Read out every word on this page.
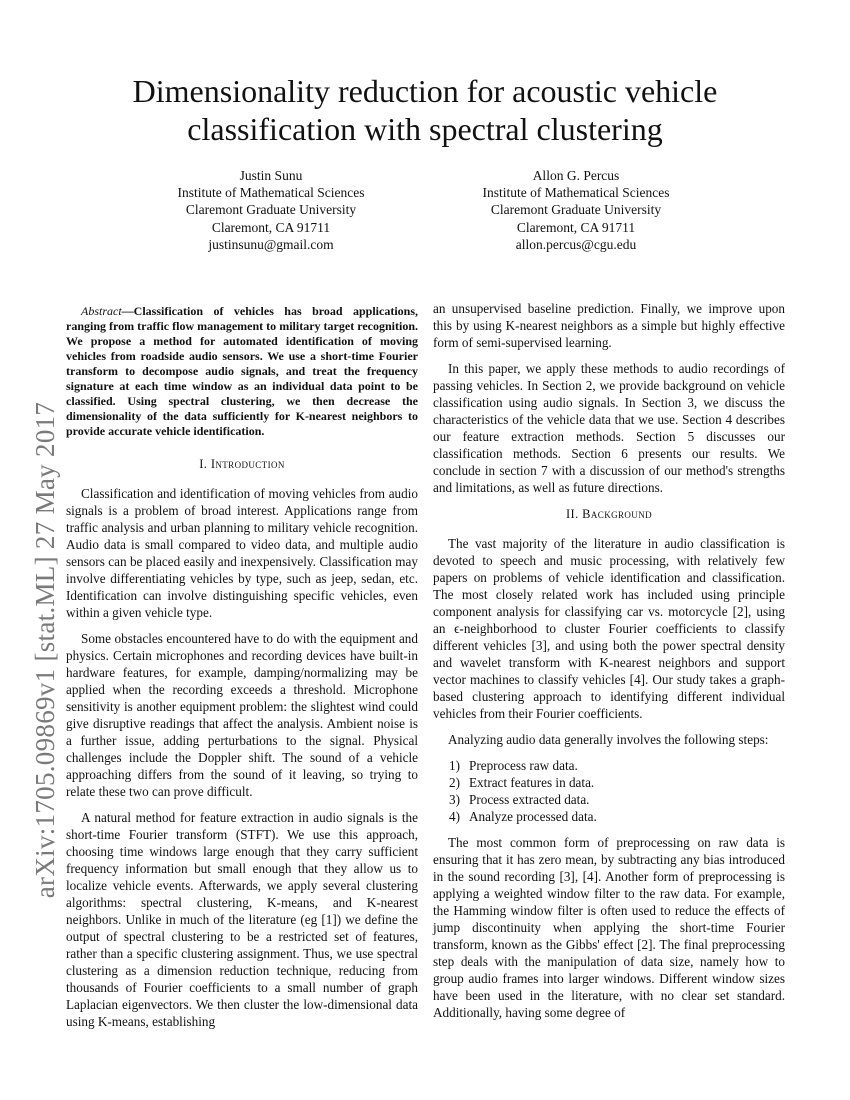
Dimensionality reduction for acoustic vehicle classification with spectral clustering
Justin Sunu
Institute of Mathematical Sciences
Claremont Graduate University
Claremont, CA 91711
justinsunu@gmail.com
Allon G. Percus
Institute of Mathematical Sciences
Claremont Graduate University
Claremont, CA 91711
allon.percus@cgu.edu
arXiv:1705.09869v1 [stat.ML] 27 May 2017
Abstract—Classification of vehicles has broad applications, ranging from traffic flow management to military target recognition. We propose a method for automated identification of moving vehicles from roadside audio sensors. We use a short-time Fourier transform to decompose audio signals, and treat the frequency signature at each time window as an individual data point to be classified. Using spectral clustering, we then decrease the dimensionality of the data sufficiently for K-nearest neighbors to provide accurate vehicle identification.
I. Introduction

Classification and identification of moving vehicles from audio signals is a problem of broad interest. Applications range from traffic analysis and urban planning to military vehicle recognition. Audio data is small compared to video data, and multiple audio sensors can be placed easily and inexpensively. Classification may involve differentiating vehicles by type, such as jeep, sedan, etc. Identification can involve distinguishing specific vehicles, even within a given vehicle type.

Some obstacles encountered have to do with the equipment and physics. Certain microphones and recording devices have built-in hardware features, for example, damping/normalizing may be applied when the recording exceeds a threshold. Microphone sensitivity is another equipment problem: the slightest wind could give disruptive readings that affect the analysis. Ambient noise is a further issue, adding perturbations to the signal. Physical challenges include the Doppler shift. The sound of a vehicle approaching differs from the sound of it leaving, so trying to relate these two can prove difficult.

A natural method for feature extraction in audio signals is the short-time Fourier transform (STFT). We use this approach, choosing time windows large enough that they carry sufficient frequency information but small enough that they allow us to localize vehicle events. Afterwards, we apply several clustering algorithms: spectral clustering, K-means, and K-nearest neighbors. Unlike in much of the literature (eg [1]) we define the output of spectral clustering to be a restricted set of features, rather than a specific clustering assignment. Thus, we use spectral clustering as a dimension reduction technique, reducing from thousands of Fourier coefficients to a small number of graph Laplacian eigenvectors. We then cluster the low-dimensional data using K-means, establishing

an unsupervised baseline prediction. Finally, we improve upon this by using K-nearest neighbors as a simple but highly effective form of semi-supervised learning.

In this paper, we apply these methods to audio recordings of passing vehicles. In Section 2, we provide background on vehicle classification using audio signals. In Section 3, we discuss the characteristics of the vehicle data that we use. Section 4 describes our feature extraction methods. Section 5 discusses our classification methods. Section 6 presents our results. We conclude in section 7 with a discussion of our method's strengths and limitations, as well as future directions.

II. Background

The vast majority of the literature in audio classification is devoted to speech and music processing, with relatively few papers on problems of vehicle identification and classification. The most closely related work has included using principle component analysis for classifying car vs. motorcycle [2], using an ϵ-neighborhood to cluster Fourier coefficients to classify different vehicles [3], and using both the power spectral density and wavelet transform with K-nearest neighbors and support vector machines to classify vehicles [4]. Our study takes a graph-based clustering approach to identifying different individual vehicles from their Fourier coefficients.

Analyzing audio data generally involves the following steps:

1) Preprocess raw data.
2) Extract features in data.
3) Process extracted data.
4) Analyze processed data.

The most common form of preprocessing on raw data is ensuring that it has zero mean, by subtracting any bias introduced in the sound recording [3], [4]. Another form of preprocessing is applying a weighted window filter to the raw data. For example, the Hamming window filter is often used to reduce the effects of jump discontinuity when applying the short-time Fourier transform, known as the Gibbs' effect [2]. The final preprocessing step deals with the manipulation of data size, namely how to group audio frames into larger windows. Different window sizes have been used in the literature, with no clear set standard. Additionally, having some degree of
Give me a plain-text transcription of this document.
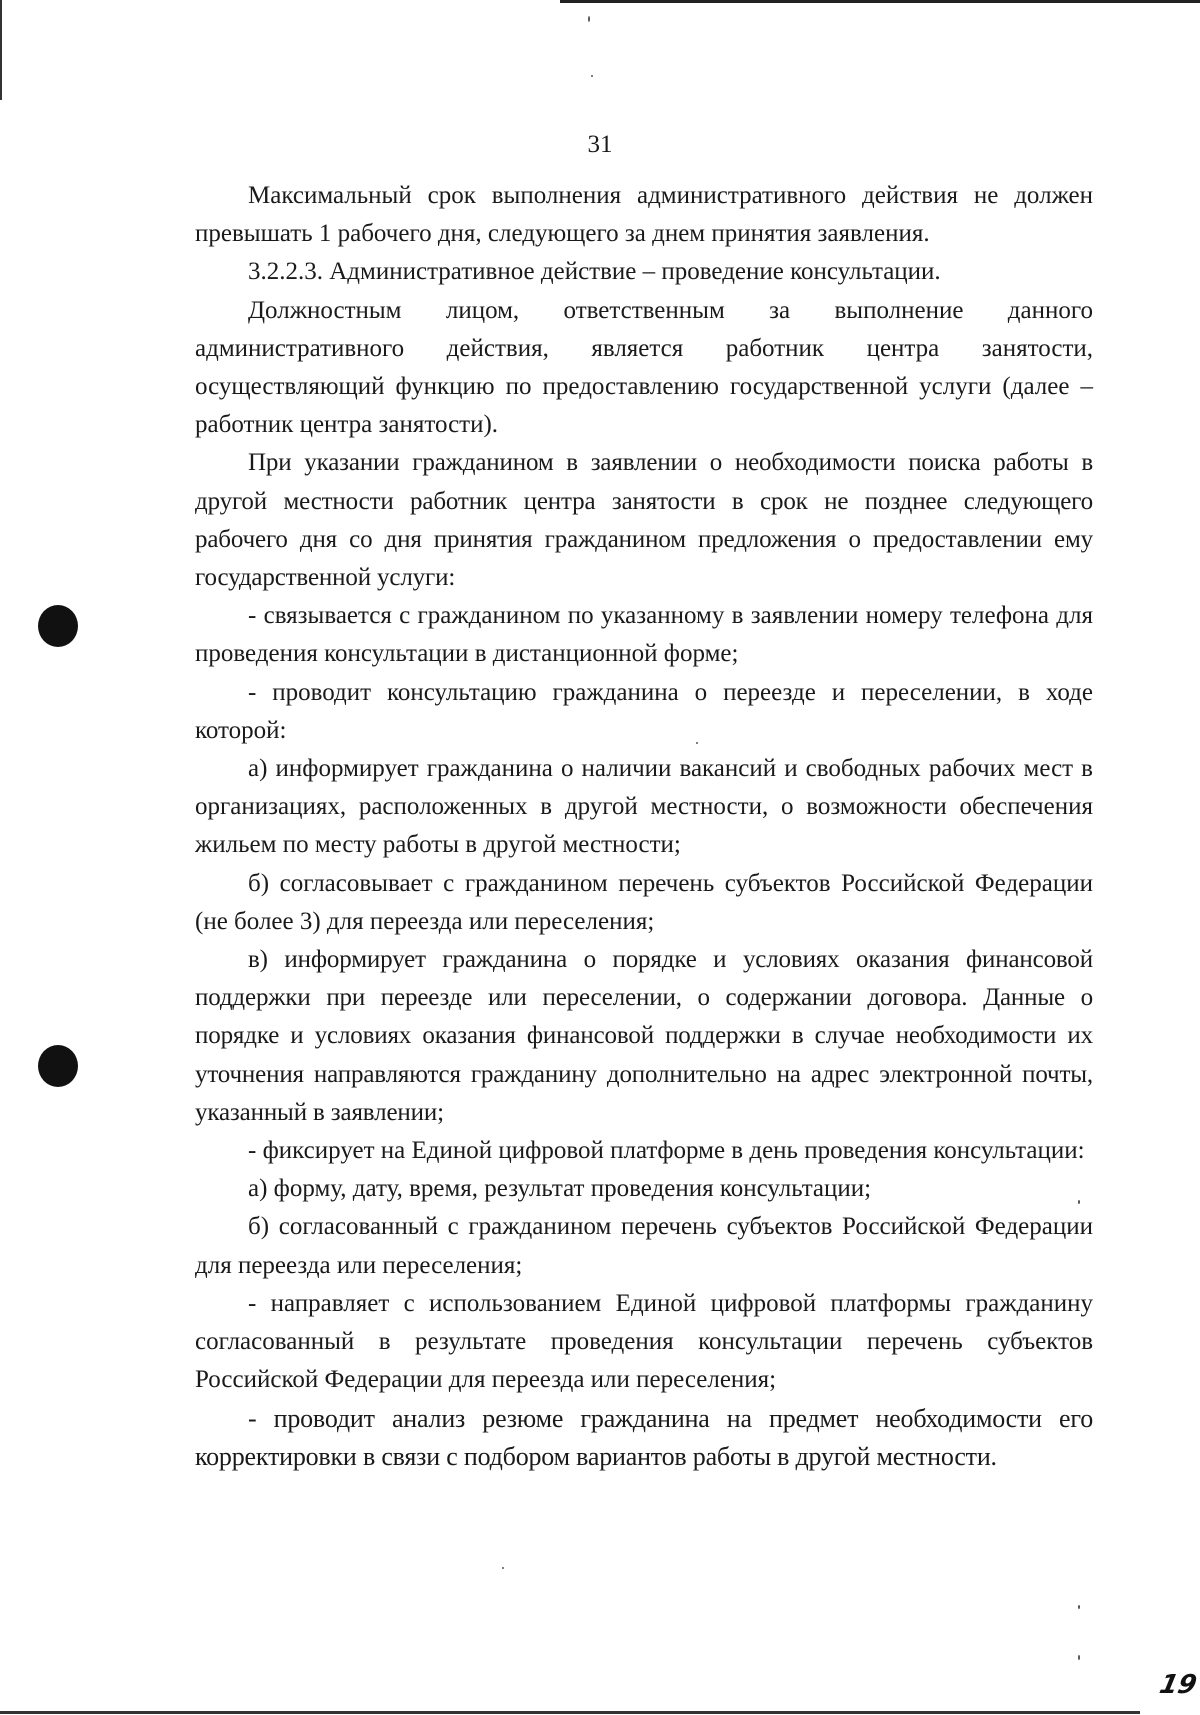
31

Максимальный срок выполнения административного действия не должен превышать 1 рабочего дня, следующего за днем принятия заявления.

3.2.2.3. Административное действие – проведение консультации.

Должностным лицом, ответственным за выполнение данного административного действия, является работник центра занятости, осуществляющий функцию по предоставлению государственной услуги (далее – работник центра занятости).

При указании гражданином в заявлении о необходимости поиска работы в другой местности работник центра занятости в срок не позднее следующего рабочего дня со дня принятия гражданином предложения о предоставлении ему государственной услуги:

- связывается с гражданином по указанному в заявлении номеру телефона для проведения консультации в дистанционной форме;

- проводит консультацию гражданина о переезде и переселении, в ходе которой:

а) информирует гражданина о наличии вакансий и свободных рабочих мест в организациях, расположенных в другой местности, о возможности обеспечения жильем по месту работы в другой местности;

б) согласовывает с гражданином перечень субъектов Российской Федерации (не более 3) для переезда или переселения;

в) информирует гражданина о порядке и условиях оказания финансовой поддержки при переезде или переселении, о содержании договора. Данные о порядке и условиях оказания финансовой поддержки в случае необходимости их уточнения направляются гражданину дополнительно на адрес электронной почты, указанный в заявлении;

- фиксирует на Единой цифровой платформе в день проведения консультации:

а) форму, дату, время, результат проведения консультации;

б) согласованный с гражданином перечень субъектов Российской Федерации для переезда или переселения;

- направляет с использованием Единой цифровой платформы гражданину согласованный в результате проведения консультации перечень субъектов Российской Федерации для переезда или переселения;

- проводит анализ резюме гражданина на предмет необходимости его корректировки в связи с подбором вариантов работы в другой местности.

19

*What is being asked*
Find every line in the records that contains the word "гражданином"; copy those lines.

*The completed task*
При указании гражданином в заявлении о необходимости поиска работы в другой местности работник центра занятости в срок не позднее следующего рабочего дня со дня принятия гражданином предложения о предоставлении ему государственной услуги:
- связывается с гражданином по указанному в заявлении номеру телефона для проведения консультации в дистанционной форме;
б) согласовывает с гражданином перечень субъектов Российской Федерации (не более 3) для переезда или переселения;
б) согласованный с гражданином перечень субъектов Российской Федерации для переезда или переселения;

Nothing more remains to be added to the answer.